_Source excerpt:_

____________

There were times yesterday afternoon when it looked like we couldn’t beat Trini and Suzannah, let alone Trinidad and Tobago.
England will play better against better teams. Not least because better teams will be trying to beat England and not just hold them. A more open game with a higher tempo benefits our style of play, but unless we do something with the balance of the side, we will be overrun in midfield. Against the better sides, that means we lose.
You win world cups with the best team, not necessarily the best players. If we learned anything at all from 1966, it should be that. If winning at international level were simply about picking the best 11 players in your country, then football associations around the world would employ computers to manage their national teams. There’s a reason this doesn’t happen.
Frank Lampard and Stevie Gerrard are two of the best attacking midfielders in the world, of that there is no doubt. But England playing their current system will not go past the quarter-finals with both in the side. One option is to go to a 5-man midfield with Carrick in font of the back four performing the role Gerrard has up to now, permitting the Liverpool captain and Frank Lampard to play more or less where they do for their clubs, doing what they do best.

____________

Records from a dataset
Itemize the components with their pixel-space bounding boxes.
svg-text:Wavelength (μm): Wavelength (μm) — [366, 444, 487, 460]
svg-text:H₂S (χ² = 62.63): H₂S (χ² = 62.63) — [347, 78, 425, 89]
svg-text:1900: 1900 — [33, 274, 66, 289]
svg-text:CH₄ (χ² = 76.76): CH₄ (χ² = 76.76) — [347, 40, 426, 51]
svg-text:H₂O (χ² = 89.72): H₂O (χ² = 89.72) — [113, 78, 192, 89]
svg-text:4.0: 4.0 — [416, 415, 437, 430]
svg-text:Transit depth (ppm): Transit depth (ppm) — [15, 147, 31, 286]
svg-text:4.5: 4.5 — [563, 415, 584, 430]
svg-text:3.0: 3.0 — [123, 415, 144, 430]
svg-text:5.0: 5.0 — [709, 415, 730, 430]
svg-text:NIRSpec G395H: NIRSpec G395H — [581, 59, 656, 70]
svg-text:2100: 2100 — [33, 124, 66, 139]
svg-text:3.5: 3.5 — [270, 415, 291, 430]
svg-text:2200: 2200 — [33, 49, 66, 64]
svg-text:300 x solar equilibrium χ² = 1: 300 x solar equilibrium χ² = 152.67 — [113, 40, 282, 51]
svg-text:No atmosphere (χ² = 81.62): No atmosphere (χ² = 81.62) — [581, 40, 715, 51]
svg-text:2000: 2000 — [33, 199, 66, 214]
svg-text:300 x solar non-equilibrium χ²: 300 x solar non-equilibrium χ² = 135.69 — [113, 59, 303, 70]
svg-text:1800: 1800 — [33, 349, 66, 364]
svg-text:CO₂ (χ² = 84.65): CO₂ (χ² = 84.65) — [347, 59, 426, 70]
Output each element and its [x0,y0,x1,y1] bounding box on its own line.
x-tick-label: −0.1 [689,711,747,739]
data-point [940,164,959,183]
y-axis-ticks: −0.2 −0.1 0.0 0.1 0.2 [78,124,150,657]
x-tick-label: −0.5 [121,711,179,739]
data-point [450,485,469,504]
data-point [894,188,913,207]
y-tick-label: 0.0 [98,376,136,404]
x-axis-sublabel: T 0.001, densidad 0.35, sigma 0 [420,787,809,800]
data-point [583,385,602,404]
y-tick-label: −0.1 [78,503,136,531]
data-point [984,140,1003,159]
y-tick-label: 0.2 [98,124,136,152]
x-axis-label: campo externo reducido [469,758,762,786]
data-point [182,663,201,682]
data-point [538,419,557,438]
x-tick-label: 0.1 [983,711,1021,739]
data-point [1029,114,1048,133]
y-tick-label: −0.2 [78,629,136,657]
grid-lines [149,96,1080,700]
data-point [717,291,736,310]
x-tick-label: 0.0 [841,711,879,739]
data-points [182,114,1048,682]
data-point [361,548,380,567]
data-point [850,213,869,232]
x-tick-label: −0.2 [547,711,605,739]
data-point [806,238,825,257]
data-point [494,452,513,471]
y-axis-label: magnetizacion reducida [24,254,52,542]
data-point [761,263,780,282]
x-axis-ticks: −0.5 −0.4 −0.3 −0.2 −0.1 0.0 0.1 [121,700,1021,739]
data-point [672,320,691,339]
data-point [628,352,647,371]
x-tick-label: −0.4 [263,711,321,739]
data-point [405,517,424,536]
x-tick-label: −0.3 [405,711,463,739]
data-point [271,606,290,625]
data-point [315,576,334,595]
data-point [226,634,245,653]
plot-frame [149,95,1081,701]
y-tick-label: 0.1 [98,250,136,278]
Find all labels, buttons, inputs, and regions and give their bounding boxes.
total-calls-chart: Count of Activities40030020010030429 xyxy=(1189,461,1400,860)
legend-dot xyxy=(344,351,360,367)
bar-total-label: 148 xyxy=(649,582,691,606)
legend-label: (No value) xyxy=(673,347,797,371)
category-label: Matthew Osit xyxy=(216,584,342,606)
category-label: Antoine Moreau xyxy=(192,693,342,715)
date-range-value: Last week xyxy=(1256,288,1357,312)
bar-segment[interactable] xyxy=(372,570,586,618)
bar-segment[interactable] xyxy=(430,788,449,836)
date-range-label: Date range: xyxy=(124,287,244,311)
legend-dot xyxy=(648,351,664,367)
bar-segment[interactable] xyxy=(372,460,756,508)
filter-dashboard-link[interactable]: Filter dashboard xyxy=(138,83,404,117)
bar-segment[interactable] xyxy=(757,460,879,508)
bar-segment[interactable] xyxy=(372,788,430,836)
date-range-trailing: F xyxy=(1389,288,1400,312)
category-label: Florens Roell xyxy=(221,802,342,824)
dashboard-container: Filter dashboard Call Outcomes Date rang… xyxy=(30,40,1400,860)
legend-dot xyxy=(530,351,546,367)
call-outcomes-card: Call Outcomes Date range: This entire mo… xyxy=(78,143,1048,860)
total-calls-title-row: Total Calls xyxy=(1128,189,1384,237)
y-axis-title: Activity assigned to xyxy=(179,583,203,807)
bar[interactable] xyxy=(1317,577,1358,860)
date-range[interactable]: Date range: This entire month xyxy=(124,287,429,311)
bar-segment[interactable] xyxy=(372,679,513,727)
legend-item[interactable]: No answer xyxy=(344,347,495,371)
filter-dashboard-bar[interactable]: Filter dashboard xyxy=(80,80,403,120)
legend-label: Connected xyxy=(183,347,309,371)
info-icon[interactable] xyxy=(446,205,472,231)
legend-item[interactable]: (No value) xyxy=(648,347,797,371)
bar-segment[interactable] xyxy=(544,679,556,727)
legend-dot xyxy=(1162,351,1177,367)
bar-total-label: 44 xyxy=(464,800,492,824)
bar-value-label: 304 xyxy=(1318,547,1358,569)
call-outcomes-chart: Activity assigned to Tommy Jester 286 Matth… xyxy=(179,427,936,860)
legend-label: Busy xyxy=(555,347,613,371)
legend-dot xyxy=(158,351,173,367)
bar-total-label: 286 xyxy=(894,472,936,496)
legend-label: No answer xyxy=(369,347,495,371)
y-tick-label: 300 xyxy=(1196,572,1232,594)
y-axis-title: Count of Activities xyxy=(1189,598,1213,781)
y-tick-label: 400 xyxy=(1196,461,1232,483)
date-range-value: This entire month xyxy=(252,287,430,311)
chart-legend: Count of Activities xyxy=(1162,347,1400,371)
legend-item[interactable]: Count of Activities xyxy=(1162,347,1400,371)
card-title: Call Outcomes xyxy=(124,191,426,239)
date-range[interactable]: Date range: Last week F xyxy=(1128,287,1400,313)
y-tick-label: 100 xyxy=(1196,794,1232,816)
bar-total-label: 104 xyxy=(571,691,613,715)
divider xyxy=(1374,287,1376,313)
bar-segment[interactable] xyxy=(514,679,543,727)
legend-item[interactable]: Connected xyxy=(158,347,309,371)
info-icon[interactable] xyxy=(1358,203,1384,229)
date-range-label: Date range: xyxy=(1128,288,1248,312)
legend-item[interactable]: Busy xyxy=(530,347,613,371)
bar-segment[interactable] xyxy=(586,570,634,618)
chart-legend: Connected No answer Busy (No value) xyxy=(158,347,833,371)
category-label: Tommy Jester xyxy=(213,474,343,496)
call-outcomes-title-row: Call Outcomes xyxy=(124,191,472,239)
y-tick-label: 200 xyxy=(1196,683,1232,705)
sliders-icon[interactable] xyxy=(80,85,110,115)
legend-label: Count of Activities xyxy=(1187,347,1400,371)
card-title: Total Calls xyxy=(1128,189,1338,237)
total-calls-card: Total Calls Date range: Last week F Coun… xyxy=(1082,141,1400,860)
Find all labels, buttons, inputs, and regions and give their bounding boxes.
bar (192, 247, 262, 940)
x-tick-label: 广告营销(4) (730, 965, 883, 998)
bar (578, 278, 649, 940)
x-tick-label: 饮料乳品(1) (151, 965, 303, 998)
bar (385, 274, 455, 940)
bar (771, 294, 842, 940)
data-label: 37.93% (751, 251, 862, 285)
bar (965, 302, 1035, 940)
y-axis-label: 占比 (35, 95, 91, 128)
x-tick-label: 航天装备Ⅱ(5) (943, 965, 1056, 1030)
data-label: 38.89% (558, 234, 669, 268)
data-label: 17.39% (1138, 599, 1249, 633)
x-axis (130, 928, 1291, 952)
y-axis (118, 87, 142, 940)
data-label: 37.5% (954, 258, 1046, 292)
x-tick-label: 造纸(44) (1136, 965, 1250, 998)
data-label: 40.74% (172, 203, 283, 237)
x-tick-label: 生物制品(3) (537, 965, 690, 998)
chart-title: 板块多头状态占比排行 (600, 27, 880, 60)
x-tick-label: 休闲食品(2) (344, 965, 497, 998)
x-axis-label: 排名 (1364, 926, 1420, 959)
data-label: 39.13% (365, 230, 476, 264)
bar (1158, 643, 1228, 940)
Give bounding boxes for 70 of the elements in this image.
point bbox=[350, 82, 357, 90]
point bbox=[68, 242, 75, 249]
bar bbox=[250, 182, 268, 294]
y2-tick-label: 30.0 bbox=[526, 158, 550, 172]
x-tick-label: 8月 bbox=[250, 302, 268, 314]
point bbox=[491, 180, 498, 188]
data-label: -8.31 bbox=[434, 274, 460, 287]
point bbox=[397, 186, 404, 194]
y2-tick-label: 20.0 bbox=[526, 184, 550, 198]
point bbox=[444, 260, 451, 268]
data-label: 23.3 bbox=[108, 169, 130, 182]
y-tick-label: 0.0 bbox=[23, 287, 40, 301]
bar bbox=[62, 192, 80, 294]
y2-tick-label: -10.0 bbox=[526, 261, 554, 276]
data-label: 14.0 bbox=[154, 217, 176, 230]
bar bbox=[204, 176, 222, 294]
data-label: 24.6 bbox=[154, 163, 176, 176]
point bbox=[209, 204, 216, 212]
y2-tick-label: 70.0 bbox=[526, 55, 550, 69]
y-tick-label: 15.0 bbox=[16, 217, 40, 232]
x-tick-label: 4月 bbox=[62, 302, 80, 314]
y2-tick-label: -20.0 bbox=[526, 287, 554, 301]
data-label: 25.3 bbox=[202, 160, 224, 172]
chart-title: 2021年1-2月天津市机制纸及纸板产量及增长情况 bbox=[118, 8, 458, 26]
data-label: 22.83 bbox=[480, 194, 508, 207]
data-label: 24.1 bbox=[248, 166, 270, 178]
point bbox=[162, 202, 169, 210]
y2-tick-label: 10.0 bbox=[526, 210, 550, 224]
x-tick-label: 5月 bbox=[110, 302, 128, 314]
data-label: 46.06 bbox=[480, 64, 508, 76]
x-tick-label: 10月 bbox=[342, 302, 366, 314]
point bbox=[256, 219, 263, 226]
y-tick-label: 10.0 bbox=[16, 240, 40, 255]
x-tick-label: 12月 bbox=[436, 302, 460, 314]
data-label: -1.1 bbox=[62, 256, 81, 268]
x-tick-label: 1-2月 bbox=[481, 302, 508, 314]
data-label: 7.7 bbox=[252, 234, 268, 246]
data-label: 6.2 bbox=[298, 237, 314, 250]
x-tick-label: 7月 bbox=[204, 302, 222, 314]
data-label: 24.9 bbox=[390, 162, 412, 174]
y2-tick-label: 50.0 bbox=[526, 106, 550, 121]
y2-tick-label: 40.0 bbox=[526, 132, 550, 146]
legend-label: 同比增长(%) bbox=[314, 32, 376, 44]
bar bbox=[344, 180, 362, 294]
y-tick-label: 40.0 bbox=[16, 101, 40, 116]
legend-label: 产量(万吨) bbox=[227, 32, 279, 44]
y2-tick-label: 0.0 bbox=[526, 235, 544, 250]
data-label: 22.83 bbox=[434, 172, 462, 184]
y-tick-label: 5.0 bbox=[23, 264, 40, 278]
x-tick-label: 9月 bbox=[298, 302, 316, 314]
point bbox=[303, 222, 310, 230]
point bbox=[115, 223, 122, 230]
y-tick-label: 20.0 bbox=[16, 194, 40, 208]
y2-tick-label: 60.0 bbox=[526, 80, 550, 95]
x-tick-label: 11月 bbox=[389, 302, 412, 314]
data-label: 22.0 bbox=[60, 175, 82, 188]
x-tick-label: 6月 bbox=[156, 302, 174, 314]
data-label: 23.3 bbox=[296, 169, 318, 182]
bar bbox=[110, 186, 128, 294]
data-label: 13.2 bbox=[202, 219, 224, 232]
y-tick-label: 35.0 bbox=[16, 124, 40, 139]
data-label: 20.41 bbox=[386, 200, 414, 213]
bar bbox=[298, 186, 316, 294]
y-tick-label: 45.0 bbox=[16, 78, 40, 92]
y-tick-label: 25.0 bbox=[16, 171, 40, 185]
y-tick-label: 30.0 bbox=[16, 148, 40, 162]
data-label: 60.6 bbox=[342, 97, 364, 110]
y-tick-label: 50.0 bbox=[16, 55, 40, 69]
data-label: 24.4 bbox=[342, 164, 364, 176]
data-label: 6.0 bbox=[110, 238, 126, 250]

____________

_Stated goal:_ Translate into Spanish this sentence from the piece on England's midfield: "You win world cups with the best team, not necessarily the best players." The records were drawn from a source separate from the text.

_Final answer:_ Los mundiales se ganan con el mejor equipo, no necesariamente con los mejores jugadores.